Excerpt provided:
□ □ □
Eindhoven Music Startups: Nupky
Rhys Duindam is a graduated Industrial Designer from TU/e. Through Nupky, he is creating a tangible music controller which aims to bring back a the acoustic touch and feel to digital music creation. Inspired by a pinscreen, the Tingle will let you mold sounds with your hands or anything else. A release date is not yet available.
How did you come to make your product?
If you look at most digital music gear it uses sliders, knob and buttons to control sound. These were basically the only available interface elements at the time synthesizers were developed. But because of this, we have lost most of the acoustic qualities of music instruments. Digital instruments have their own strengths, but the acoustic experience of a piano or guitar is priceless. With Tingle I am trying to recapture that acoustic experience in electronic instruments.
Most of the product I developed myself, but how I got there was through the help of my coach Hans Leeuw. He pointed me towards the right sources and pushed me to continue Tingle rather than moving on to a new project. For this I am grateful.
Tingle consists of:
- pressure sensitive pins (which are spring loaded so that they push back on your fingers)
- an accelerometer (to detect things like shakes and thereby create whammy bar-like effects)
- and vibration motors (so you feel what’s happening with the sound, a bit like the vibrations in the body of an acoustic guitar against your own body).
What I want is for a Tinglist to have a specific role in a band. For example; the soundscape player of the band. This would be lost if I would make Tingle an all-in-one device. So I am orchestrating specific software synthesizers to be made, which the Tingle then controls. We might add MIDI control later as a secondary function, once all the control subtlety has been brought in.
□ □ □
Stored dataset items
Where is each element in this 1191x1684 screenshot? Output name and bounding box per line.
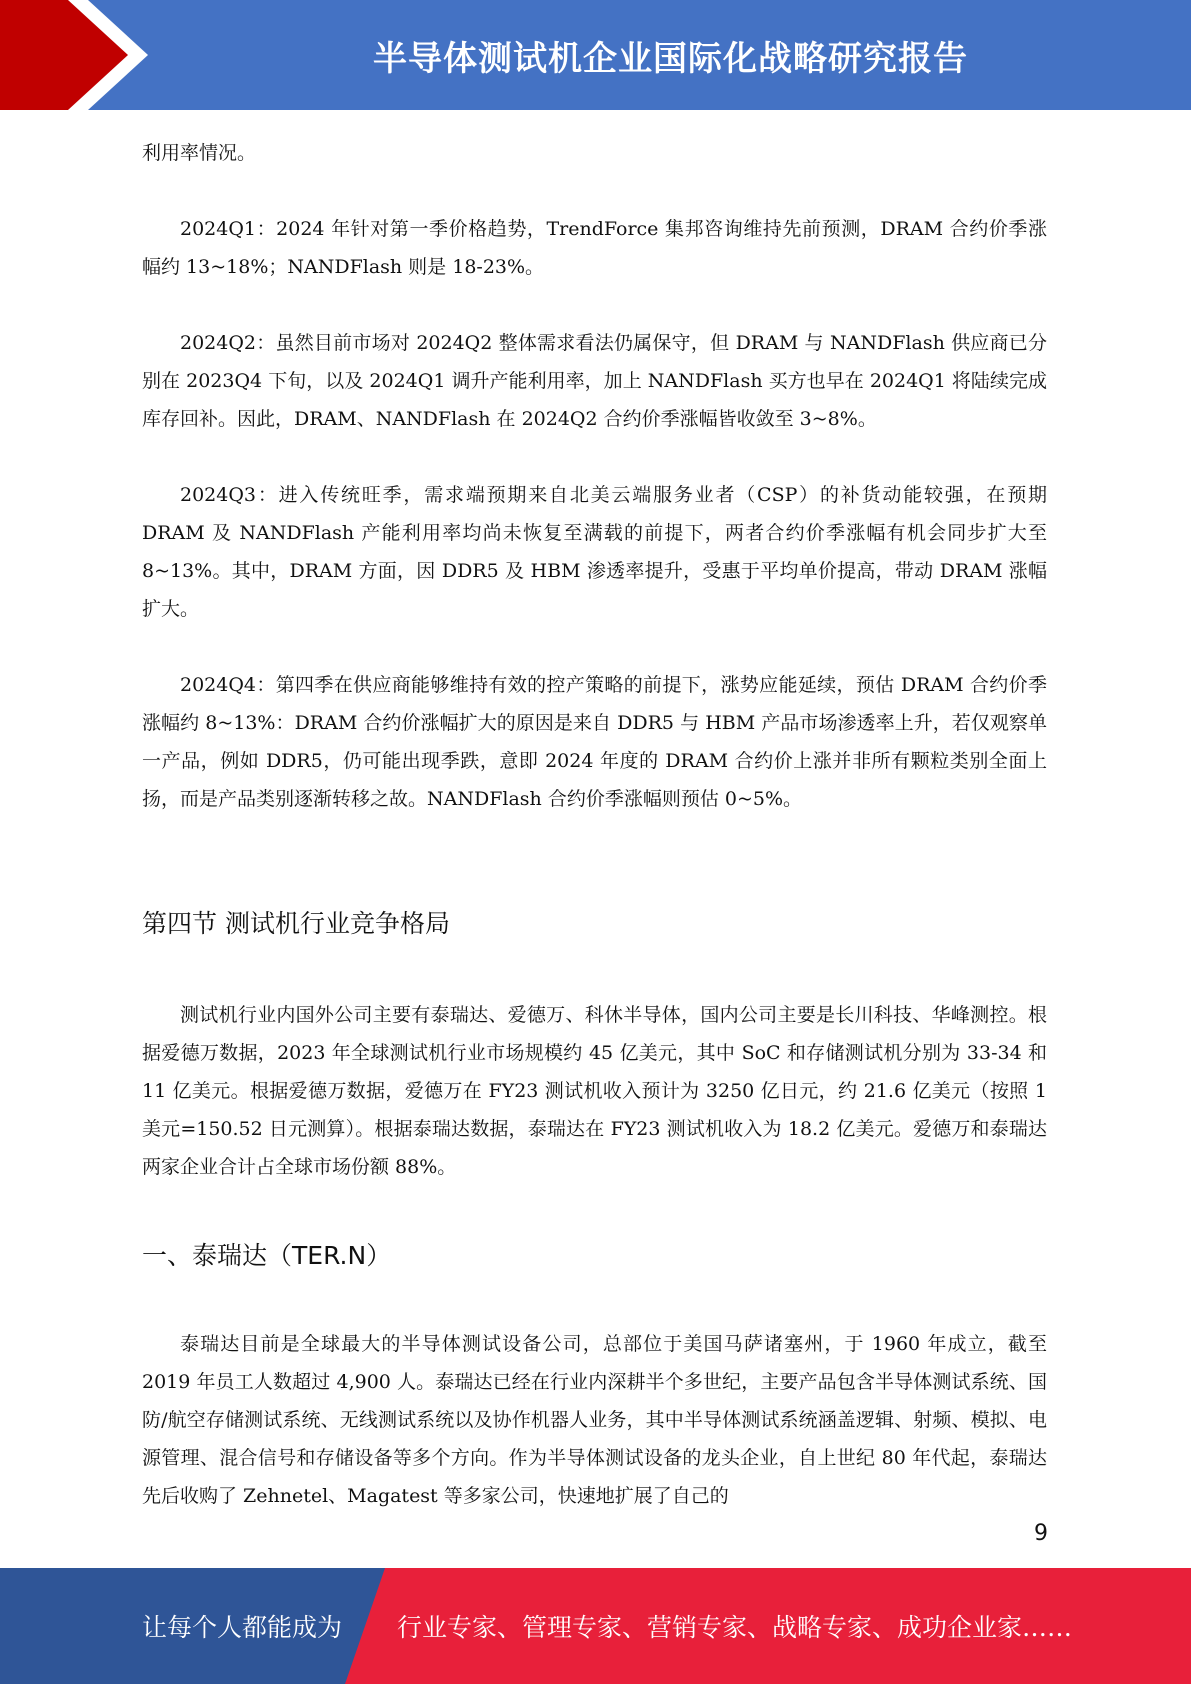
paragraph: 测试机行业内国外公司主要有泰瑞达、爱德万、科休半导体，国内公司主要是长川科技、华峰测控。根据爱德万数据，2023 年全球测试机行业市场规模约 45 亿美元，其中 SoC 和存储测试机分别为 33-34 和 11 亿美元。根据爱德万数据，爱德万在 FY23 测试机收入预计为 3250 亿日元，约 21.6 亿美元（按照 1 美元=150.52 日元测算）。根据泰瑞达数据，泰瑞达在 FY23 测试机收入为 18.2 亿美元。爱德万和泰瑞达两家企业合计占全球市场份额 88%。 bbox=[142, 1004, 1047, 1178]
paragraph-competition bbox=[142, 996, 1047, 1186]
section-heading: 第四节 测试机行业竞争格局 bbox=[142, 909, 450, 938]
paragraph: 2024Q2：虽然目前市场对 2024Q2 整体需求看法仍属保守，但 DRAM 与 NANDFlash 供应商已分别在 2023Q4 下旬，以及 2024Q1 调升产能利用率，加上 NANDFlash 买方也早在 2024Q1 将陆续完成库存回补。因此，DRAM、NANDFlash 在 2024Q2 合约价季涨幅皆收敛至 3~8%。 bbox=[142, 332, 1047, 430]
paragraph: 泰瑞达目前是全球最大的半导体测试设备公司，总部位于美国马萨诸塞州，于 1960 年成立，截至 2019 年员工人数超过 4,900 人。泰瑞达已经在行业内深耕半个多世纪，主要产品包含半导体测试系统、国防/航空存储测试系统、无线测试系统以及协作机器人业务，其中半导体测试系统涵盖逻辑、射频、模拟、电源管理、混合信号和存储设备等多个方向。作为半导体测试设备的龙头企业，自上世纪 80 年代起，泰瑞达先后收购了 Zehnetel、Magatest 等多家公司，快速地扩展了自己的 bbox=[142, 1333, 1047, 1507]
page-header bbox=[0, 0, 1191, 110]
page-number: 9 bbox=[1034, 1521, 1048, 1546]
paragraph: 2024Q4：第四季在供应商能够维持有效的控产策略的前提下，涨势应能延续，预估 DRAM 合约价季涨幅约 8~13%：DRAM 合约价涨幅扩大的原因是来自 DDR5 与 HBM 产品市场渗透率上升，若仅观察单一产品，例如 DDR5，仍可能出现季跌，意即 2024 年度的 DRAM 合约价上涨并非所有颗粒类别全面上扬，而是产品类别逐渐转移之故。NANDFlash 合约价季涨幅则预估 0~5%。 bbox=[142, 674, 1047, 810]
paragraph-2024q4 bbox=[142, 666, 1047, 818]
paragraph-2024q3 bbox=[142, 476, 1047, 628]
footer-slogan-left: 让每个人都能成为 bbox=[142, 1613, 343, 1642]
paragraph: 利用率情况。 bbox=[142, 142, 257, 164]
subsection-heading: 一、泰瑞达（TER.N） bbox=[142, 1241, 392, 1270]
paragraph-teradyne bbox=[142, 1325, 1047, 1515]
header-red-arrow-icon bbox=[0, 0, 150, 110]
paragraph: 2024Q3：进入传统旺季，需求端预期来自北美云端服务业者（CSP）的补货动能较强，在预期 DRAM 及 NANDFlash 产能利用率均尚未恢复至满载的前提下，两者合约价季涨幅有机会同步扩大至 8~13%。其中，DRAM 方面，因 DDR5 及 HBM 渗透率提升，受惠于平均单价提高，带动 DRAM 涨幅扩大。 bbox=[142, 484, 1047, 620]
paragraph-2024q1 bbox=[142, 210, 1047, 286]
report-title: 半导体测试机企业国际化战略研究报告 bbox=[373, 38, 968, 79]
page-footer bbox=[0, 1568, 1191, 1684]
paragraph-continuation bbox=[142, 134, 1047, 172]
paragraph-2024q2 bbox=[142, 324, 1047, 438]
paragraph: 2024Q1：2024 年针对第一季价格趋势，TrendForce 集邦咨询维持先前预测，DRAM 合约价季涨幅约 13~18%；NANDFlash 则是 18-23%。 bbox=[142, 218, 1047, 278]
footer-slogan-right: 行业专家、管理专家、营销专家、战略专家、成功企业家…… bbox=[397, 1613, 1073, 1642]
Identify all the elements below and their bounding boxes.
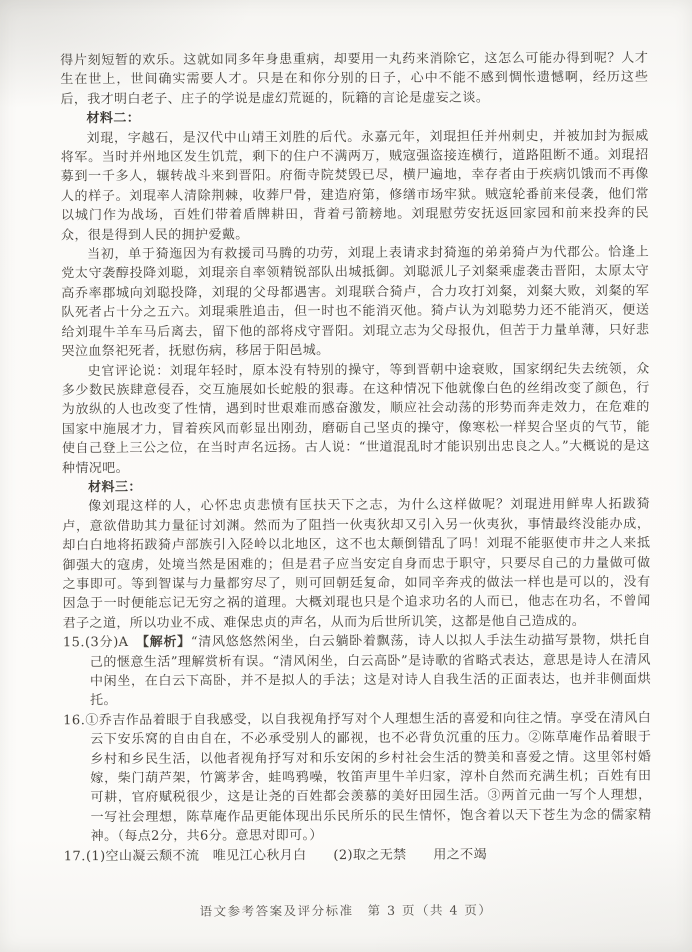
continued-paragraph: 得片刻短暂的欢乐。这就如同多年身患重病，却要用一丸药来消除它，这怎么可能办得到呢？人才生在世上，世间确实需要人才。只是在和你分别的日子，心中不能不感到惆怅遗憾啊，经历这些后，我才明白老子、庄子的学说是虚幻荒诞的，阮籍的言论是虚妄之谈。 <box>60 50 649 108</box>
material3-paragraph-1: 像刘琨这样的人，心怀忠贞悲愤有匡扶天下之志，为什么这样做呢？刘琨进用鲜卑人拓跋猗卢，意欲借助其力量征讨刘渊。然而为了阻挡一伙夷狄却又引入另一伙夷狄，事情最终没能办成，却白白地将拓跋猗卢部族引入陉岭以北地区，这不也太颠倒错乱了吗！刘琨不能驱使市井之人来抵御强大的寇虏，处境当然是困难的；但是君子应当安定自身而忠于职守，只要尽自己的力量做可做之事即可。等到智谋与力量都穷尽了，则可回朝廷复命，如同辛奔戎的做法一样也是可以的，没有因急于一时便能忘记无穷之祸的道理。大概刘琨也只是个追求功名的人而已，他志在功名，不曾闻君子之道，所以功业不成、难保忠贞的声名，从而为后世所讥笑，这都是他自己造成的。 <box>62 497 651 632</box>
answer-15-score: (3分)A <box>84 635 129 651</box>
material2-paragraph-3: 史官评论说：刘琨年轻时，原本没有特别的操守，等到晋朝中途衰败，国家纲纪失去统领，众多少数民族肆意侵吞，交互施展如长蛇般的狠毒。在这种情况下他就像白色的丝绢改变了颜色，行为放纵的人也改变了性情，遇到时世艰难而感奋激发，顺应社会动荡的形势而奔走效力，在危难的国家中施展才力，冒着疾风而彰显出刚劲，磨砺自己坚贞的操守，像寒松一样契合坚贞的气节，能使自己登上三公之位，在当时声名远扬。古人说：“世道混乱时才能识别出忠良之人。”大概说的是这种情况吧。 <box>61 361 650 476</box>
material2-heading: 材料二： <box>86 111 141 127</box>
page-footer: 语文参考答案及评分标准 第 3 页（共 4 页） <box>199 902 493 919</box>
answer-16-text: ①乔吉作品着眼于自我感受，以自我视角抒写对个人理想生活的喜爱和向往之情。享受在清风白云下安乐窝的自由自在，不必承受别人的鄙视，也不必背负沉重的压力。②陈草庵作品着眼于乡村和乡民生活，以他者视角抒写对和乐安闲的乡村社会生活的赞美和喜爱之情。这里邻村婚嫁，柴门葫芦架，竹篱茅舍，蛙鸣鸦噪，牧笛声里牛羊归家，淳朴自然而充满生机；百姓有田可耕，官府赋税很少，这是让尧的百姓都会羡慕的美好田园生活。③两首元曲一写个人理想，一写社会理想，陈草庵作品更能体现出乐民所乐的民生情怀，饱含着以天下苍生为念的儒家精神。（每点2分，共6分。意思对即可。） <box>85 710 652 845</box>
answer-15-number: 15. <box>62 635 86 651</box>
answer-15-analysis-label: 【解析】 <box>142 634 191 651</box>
□ □ □
Please write out the entire interview about the Tingle music controller word for word.

Eindhoven Music Startups: Nupky
Rhys Duindam is a graduated Industrial Designer from TU/e. Through Nupky, he is creating a tangible music controller which aims to bring back a the acoustic touch and feel to digital music creation. Inspired by a pinscreen, the Tingle will let you mold sounds with your hands or anything else. A release date is not yet available.
How did you come to make your product?
If you look at most digital music gear it uses sliders, knob and buttons to control sound. These were basically the only available interface elements at the time synthesizers were developed. But because of this, we have lost most of the acoustic qualities of music instruments. Digital instruments have their own strengths, but the acoustic experience of a piano or guitar is priceless. With Tingle I am trying to recapture that acoustic experience in electronic instruments.
Most of the product I developed myself, but how I got there was through the help of my coach Hans Leeuw. He pointed me towards the right sources and pushed me to continue Tingle rather than moving on to a new project. For this I am grateful.
Tingle consists of:
- pressure sensitive pins (which are spring loaded so that they push back on your fingers)
- an accelerometer (to detect things like shakes and thereby create whammy bar-like effects)
- and vibration motors (so you feel what’s happening with the sound, a bit like the vibrations in the body of an acoustic guitar against your own body).
What I want is for a Tinglist to have a specific role in a band. For example; the soundscape player of the band. This would be lost if I would make Tingle an all-in-one device. So I am orchestrating specific software synthesizers to be made, which the Tingle then controls. We might add MIDI control later as a secondary function, once all the control subtlety has been brought in.